**Exercise objective**.
Go through the records and extract every line with the word "JSON".

(Figure content listings)

↓↓↓

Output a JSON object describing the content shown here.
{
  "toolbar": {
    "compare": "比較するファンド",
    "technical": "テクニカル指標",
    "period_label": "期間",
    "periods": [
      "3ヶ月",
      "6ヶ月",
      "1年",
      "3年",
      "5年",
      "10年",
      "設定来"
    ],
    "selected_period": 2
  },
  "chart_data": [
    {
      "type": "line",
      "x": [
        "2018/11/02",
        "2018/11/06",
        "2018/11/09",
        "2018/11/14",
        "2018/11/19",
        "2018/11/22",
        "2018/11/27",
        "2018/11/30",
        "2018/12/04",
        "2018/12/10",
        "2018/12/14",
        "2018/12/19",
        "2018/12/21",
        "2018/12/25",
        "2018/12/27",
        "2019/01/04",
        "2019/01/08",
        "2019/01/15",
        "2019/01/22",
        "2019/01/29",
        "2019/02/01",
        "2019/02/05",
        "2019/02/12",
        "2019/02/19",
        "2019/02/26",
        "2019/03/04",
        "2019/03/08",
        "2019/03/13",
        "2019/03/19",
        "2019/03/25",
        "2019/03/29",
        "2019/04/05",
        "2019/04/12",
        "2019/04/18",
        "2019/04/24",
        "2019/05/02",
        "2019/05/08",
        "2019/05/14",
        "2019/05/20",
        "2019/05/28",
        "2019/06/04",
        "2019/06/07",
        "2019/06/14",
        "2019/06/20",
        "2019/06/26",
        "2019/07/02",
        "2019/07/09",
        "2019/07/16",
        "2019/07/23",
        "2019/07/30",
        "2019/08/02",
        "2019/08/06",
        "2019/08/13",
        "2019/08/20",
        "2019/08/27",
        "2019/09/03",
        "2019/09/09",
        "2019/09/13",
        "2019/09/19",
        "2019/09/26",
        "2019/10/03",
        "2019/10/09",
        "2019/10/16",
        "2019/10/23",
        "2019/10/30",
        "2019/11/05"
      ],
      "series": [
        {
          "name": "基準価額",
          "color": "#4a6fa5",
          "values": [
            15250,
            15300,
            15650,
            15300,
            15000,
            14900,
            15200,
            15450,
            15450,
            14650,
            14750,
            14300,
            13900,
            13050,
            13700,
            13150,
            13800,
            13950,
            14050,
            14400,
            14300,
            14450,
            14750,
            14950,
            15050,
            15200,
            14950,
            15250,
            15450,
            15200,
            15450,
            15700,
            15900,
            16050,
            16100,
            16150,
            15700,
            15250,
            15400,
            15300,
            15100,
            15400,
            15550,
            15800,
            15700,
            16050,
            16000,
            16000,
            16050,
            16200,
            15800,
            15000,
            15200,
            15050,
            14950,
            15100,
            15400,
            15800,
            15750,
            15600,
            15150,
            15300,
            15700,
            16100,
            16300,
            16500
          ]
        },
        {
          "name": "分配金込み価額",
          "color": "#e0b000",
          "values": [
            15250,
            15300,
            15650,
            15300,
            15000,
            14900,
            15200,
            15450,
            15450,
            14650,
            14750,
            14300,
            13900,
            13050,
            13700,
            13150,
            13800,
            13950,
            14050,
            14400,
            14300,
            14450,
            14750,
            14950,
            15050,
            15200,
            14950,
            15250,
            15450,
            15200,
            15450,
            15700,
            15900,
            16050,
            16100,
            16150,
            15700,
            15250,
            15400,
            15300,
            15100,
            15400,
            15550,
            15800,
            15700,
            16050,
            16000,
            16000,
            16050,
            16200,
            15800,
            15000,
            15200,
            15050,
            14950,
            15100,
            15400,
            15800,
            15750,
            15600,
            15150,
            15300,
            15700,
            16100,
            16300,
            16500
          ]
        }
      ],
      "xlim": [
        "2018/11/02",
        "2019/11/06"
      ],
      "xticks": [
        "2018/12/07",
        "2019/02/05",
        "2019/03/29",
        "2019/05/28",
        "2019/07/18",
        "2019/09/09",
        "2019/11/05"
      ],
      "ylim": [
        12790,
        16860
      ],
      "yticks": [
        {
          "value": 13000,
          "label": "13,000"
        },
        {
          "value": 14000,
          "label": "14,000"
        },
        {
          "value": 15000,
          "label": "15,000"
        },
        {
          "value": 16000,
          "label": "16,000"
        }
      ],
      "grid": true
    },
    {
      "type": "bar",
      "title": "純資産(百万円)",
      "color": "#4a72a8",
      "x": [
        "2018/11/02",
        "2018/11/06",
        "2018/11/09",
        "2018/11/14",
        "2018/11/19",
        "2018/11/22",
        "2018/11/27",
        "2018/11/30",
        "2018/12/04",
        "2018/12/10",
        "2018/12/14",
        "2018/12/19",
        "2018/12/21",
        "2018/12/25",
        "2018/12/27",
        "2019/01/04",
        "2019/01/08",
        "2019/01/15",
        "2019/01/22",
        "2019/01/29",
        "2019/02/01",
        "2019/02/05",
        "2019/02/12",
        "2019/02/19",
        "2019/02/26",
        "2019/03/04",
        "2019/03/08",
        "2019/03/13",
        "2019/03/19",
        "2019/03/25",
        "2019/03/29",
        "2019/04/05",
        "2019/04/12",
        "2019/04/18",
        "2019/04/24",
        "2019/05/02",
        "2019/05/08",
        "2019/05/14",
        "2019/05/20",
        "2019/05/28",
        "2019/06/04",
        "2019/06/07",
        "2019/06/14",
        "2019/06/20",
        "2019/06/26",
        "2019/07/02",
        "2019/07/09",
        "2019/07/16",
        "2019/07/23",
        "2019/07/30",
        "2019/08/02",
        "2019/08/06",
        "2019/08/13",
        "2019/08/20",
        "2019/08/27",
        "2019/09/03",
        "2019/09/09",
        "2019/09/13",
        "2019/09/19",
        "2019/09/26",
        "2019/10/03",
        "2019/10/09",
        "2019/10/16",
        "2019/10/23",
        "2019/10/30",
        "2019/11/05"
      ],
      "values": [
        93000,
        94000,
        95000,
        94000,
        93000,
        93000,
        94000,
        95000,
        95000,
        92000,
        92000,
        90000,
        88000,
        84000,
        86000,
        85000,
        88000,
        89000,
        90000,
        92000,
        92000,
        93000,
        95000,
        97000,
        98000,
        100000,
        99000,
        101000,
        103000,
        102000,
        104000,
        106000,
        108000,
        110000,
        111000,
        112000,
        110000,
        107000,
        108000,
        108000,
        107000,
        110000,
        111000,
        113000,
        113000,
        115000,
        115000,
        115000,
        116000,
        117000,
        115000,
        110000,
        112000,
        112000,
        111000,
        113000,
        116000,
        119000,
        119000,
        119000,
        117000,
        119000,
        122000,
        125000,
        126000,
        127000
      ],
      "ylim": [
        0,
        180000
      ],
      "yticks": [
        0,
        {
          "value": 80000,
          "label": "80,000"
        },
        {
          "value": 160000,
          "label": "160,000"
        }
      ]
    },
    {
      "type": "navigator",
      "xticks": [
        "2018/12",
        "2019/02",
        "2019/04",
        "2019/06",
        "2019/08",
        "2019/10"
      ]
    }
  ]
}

↑↑↑
↓↓↓

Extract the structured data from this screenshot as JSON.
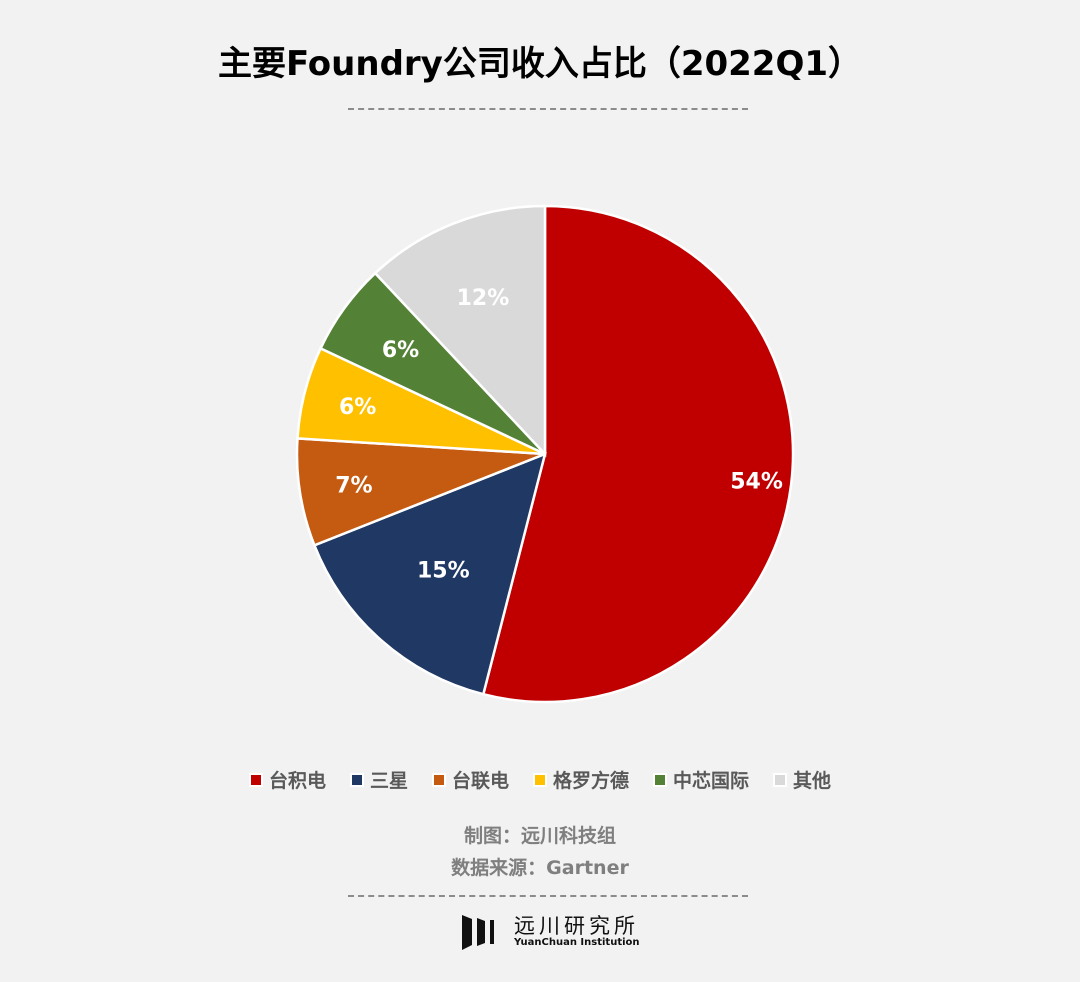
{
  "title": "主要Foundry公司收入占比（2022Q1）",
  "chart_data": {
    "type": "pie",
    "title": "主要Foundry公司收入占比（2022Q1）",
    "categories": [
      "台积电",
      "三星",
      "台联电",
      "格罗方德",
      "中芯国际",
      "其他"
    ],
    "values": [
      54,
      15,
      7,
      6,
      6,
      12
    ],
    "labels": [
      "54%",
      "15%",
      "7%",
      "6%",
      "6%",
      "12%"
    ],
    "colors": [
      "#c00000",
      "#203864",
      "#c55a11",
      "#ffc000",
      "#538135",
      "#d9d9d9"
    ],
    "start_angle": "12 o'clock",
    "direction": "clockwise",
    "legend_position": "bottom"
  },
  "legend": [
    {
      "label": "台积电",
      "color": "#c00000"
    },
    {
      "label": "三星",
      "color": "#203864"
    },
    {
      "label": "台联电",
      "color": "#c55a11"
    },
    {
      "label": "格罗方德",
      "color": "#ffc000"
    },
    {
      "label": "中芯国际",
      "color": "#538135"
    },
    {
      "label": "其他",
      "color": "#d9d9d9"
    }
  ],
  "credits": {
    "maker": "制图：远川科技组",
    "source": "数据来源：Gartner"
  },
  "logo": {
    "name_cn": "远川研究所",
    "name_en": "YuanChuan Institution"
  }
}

↑↑↑

**The response**.
Output a JSON object describing the content shown here.
Extract the structured data from this screenshot as JSON.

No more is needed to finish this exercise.